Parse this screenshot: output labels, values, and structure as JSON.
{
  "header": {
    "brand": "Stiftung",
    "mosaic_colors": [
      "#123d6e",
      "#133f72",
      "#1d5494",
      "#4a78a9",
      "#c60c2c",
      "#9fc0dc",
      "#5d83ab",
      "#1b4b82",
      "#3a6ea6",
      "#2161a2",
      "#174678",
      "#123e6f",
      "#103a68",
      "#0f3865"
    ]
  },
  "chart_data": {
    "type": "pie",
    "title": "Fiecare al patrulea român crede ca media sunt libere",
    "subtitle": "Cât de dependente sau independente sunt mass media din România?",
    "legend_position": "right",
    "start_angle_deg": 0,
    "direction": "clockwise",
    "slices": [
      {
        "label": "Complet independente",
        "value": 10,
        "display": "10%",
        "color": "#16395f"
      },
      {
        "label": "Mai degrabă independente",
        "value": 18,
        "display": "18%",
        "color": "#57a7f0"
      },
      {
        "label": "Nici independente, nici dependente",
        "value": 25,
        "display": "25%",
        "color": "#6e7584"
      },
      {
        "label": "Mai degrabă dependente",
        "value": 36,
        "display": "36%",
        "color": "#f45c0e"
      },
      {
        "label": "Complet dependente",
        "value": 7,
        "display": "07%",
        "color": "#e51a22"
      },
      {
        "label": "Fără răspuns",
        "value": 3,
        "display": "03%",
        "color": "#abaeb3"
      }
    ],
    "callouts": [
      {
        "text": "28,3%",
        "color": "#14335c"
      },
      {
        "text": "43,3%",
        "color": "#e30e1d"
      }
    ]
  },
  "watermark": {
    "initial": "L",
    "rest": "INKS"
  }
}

=== REQUIREMENTS ===
Every line of the records above needs to be given again exactly.

=== THE SOLUTION ===
Parse this screenshot: output labels, values, and structure as JSON.
{
  "header": {
    "brand": "Stiftung",
    "mosaic_colors": [
      "#123d6e",
      "#133f72",
      "#1d5494",
      "#4a78a9",
      "#c60c2c",
      "#9fc0dc",
      "#5d83ab",
      "#1b4b82",
      "#3a6ea6",
      "#2161a2",
      "#174678",
      "#123e6f",
      "#103a68",
      "#0f3865"
    ]
  },
  "chart_data": {
    "type": "pie",
    "title": "Fiecare al patrulea român crede ca media sunt libere",
    "subtitle": "Cât de dependente sau independente sunt mass media din România?",
    "legend_position": "right",
    "start_angle_deg": 0,
    "direction": "clockwise",
    "slices": [
      {
        "label": "Complet independente",
        "value": 10,
        "display": "10%",
        "color": "#16395f"
      },
      {
        "label": "Mai degrabă independente",
        "value": 18,
        "display": "18%",
        "color": "#57a7f0"
      },
      {
        "label": "Nici independente, nici dependente",
        "value": 25,
        "display": "25%",
        "color": "#6e7584"
      },
      {
        "label": "Mai degrabă dependente",
        "value": 36,
        "display": "36%",
        "color": "#f45c0e"
      },
      {
        "label": "Complet dependente",
        "value": 7,
        "display": "07%",
        "color": "#e51a22"
      },
      {
        "label": "Fără răspuns",
        "value": 3,
        "display": "03%",
        "color": "#abaeb3"
      }
    ],
    "callouts": [
      {
        "text": "28,3%",
        "color": "#14335c"
      },
      {
        "text": "43,3%",
        "color": "#e30e1d"
      }
    ]
  },
  "watermark": {
    "initial": "L",
    "rest": "INKS"
  }
}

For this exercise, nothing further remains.